-- BEGIN Data for this exercise --
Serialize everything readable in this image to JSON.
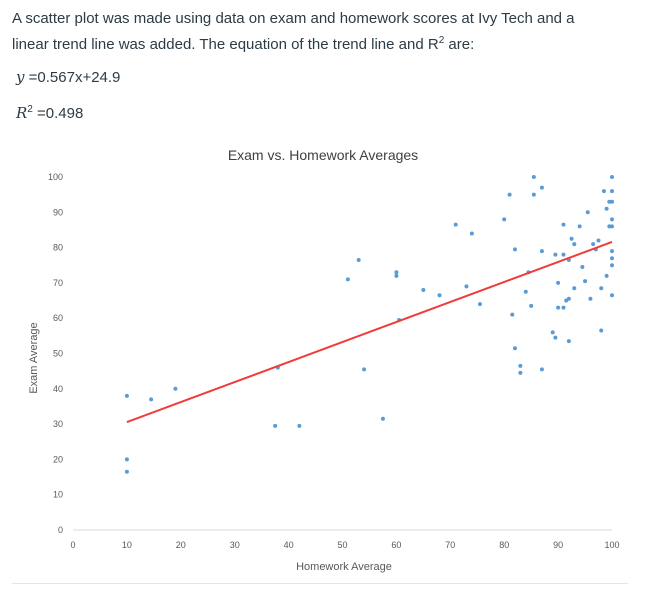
{
  "intro": {
    "line1": "A scatter plot was made using data on exam and homework scores at Ivy Tech and a",
    "line2_prefix": "linear trend line was added.  The equation of the trend line and R",
    "line2_suffix": " are:"
  },
  "equation": {
    "lhs": "y",
    "rhs": " =0.567x+24.9",
    "r2_label": "R",
    "r2_value": " =0.498"
  },
  "chart_data": {
    "type": "scatter",
    "title": "Exam vs. Homework Averages",
    "xlabel": "Homework Average",
    "ylabel": "Exam Average",
    "xlim": [
      0,
      100
    ],
    "ylim": [
      0,
      100
    ],
    "xticks": [
      "0",
      "10",
      "20",
      "30",
      "40",
      "50",
      "60",
      "70",
      "80",
      "90",
      "100"
    ],
    "yticks": [
      "0",
      "10",
      "20",
      "30",
      "40",
      "50",
      "60",
      "70",
      "80",
      "90",
      "100"
    ],
    "grid": false,
    "point_color": "#5b9bd5",
    "trend_color": "#ef3b39",
    "trendline": {
      "slope": 0.567,
      "intercept": 24.9,
      "x_start": 10,
      "x_end": 100
    },
    "points": [
      [
        10,
        38
      ],
      [
        10,
        20
      ],
      [
        10,
        16.5
      ],
      [
        14.5,
        37
      ],
      [
        19,
        40
      ],
      [
        37.5,
        29.5
      ],
      [
        38,
        46
      ],
      [
        42,
        29.5
      ],
      [
        51,
        71
      ],
      [
        53,
        76.5
      ],
      [
        54,
        45.5
      ],
      [
        57.5,
        31.5
      ],
      [
        60,
        73
      ],
      [
        60,
        72
      ],
      [
        60.5,
        59.5
      ],
      [
        65,
        68
      ],
      [
        68,
        66.5
      ],
      [
        71,
        86.5
      ],
      [
        73,
        69
      ],
      [
        74,
        84
      ],
      [
        75.5,
        64
      ],
      [
        80,
        88
      ],
      [
        81,
        95
      ],
      [
        81.5,
        61
      ],
      [
        82,
        51.5
      ],
      [
        82,
        79.5
      ],
      [
        83,
        46.5
      ],
      [
        83,
        44.5
      ],
      [
        84,
        67.5
      ],
      [
        84.5,
        73
      ],
      [
        85,
        63.5
      ],
      [
        85.5,
        100
      ],
      [
        85.5,
        95
      ],
      [
        87,
        97
      ],
      [
        87,
        79
      ],
      [
        87,
        45.5
      ],
      [
        89,
        56
      ],
      [
        89.5,
        54.5
      ],
      [
        89.5,
        78
      ],
      [
        90,
        70
      ],
      [
        90,
        63
      ],
      [
        91,
        63
      ],
      [
        91,
        78
      ],
      [
        91,
        86.5
      ],
      [
        91.5,
        65
      ],
      [
        92,
        76.5
      ],
      [
        92,
        53.5
      ],
      [
        92,
        65.5
      ],
      [
        92.5,
        82.5
      ],
      [
        93,
        68.5
      ],
      [
        93,
        81
      ],
      [
        94,
        86
      ],
      [
        94.5,
        74.5
      ],
      [
        95,
        70.5
      ],
      [
        95.5,
        90
      ],
      [
        96,
        65.5
      ],
      [
        96.5,
        81
      ],
      [
        97,
        79.5
      ],
      [
        97.5,
        82
      ],
      [
        98,
        68.5
      ],
      [
        98,
        56.5
      ],
      [
        98.5,
        96
      ],
      [
        99,
        91
      ],
      [
        99,
        72
      ],
      [
        99.5,
        86
      ],
      [
        99.5,
        93
      ],
      [
        100,
        100
      ],
      [
        100,
        96
      ],
      [
        100,
        93
      ],
      [
        100,
        88
      ],
      [
        100,
        86
      ],
      [
        100,
        79
      ],
      [
        100,
        77
      ],
      [
        100,
        75
      ],
      [
        100,
        66.5
      ]
    ]
  }
}
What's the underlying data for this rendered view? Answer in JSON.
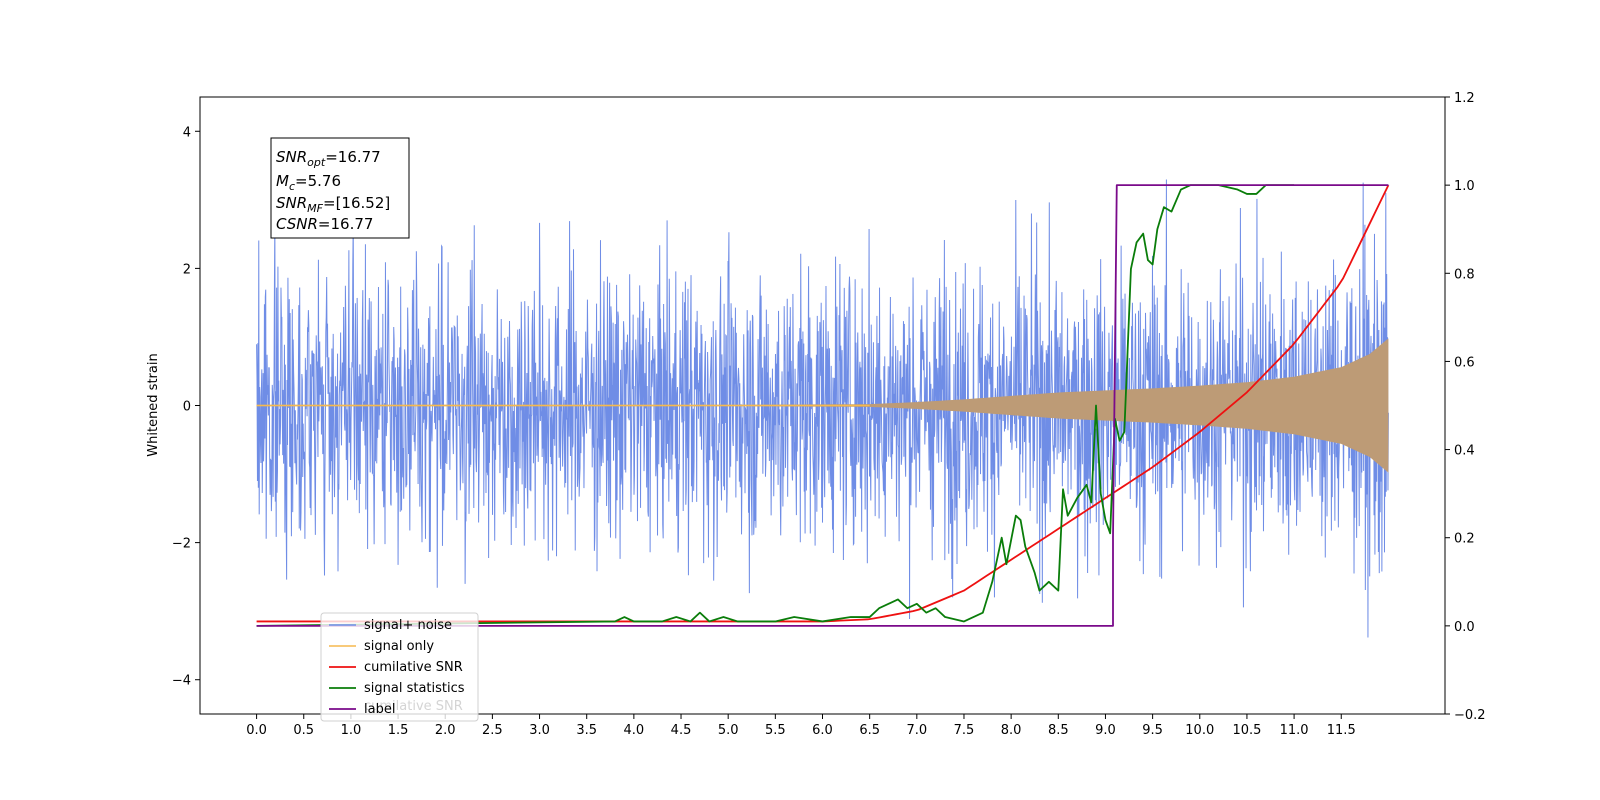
-- END Data for this exercise --
• What you are asked to do:
Return the listing above word for word, with the pictures removed.

• Answer to the problem:
Serialize everything readable in this image to JSON.
{
  "intro": {
    "line1": "A scatter plot was made using data on exam and homework scores at Ivy Tech and a",
    "line2_prefix": "linear trend line was added.  The equation of the trend line and R",
    "line2_suffix": " are:"
  },
  "equation": {
    "lhs": "y",
    "rhs": " =0.567x+24.9",
    "r2_label": "R",
    "r2_value": " =0.498"
  },
  "chart_data": {
    "type": "scatter",
    "title": "Exam vs. Homework Averages",
    "xlabel": "Homework Average",
    "ylabel": "Exam Average",
    "xlim": [
      0,
      100
    ],
    "ylim": [
      0,
      100
    ],
    "xticks": [
      "0",
      "10",
      "20",
      "30",
      "40",
      "50",
      "60",
      "70",
      "80",
      "90",
      "100"
    ],
    "yticks": [
      "0",
      "10",
      "20",
      "30",
      "40",
      "50",
      "60",
      "70",
      "80",
      "90",
      "100"
    ],
    "grid": false,
    "point_color": "#5b9bd5",
    "trend_color": "#ef3b39",
    "trendline": {
      "slope": 0.567,
      "intercept": 24.9,
      "x_start": 10,
      "x_end": 100
    },
    "points": [
      [
        10,
        38
      ],
      [
        10,
        20
      ],
      [
        10,
        16.5
      ],
      [
        14.5,
        37
      ],
      [
        19,
        40
      ],
      [
        37.5,
        29.5
      ],
      [
        38,
        46
      ],
      [
        42,
        29.5
      ],
      [
        51,
        71
      ],
      [
        53,
        76.5
      ],
      [
        54,
        45.5
      ],
      [
        57.5,
        31.5
      ],
      [
        60,
        73
      ],
      [
        60,
        72
      ],
      [
        60.5,
        59.5
      ],
      [
        65,
        68
      ],
      [
        68,
        66.5
      ],
      [
        71,
        86.5
      ],
      [
        73,
        69
      ],
      [
        74,
        84
      ],
      [
        75.5,
        64
      ],
      [
        80,
        88
      ],
      [
        81,
        95
      ],
      [
        81.5,
        61
      ],
      [
        82,
        51.5
      ],
      [
        82,
        79.5
      ],
      [
        83,
        46.5
      ],
      [
        83,
        44.5
      ],
      [
        84,
        67.5
      ],
      [
        84.5,
        73
      ],
      [
        85,
        63.5
      ],
      [
        85.5,
        100
      ],
      [
        85.5,
        95
      ],
      [
        87,
        97
      ],
      [
        87,
        79
      ],
      [
        87,
        45.5
      ],
      [
        89,
        56
      ],
      [
        89.5,
        54.5
      ],
      [
        89.5,
        78
      ],
      [
        90,
        70
      ],
      [
        90,
        63
      ],
      [
        91,
        63
      ],
      [
        91,
        78
      ],
      [
        91,
        86.5
      ],
      [
        91.5,
        65
      ],
      [
        92,
        76.5
      ],
      [
        92,
        53.5
      ],
      [
        92,
        65.5
      ],
      [
        92.5,
        82.5
      ],
      [
        93,
        68.5
      ],
      [
        93,
        81
      ],
      [
        94,
        86
      ],
      [
        94.5,
        74.5
      ],
      [
        95,
        70.5
      ],
      [
        95.5,
        90
      ],
      [
        96,
        65.5
      ],
      [
        96.5,
        81
      ],
      [
        97,
        79.5
      ],
      [
        97.5,
        82
      ],
      [
        98,
        68.5
      ],
      [
        98,
        56.5
      ],
      [
        98.5,
        96
      ],
      [
        99,
        91
      ],
      [
        99,
        72
      ],
      [
        99.5,
        86
      ],
      [
        99.5,
        93
      ],
      [
        100,
        100
      ],
      [
        100,
        96
      ],
      [
        100,
        93
      ],
      [
        100,
        88
      ],
      [
        100,
        86
      ],
      [
        100,
        79
      ],
      [
        100,
        77
      ],
      [
        100,
        75
      ],
      [
        100,
        66.5
      ]
    ]
  }
}
What's the underlying data for this rendered view? Answer in JSON.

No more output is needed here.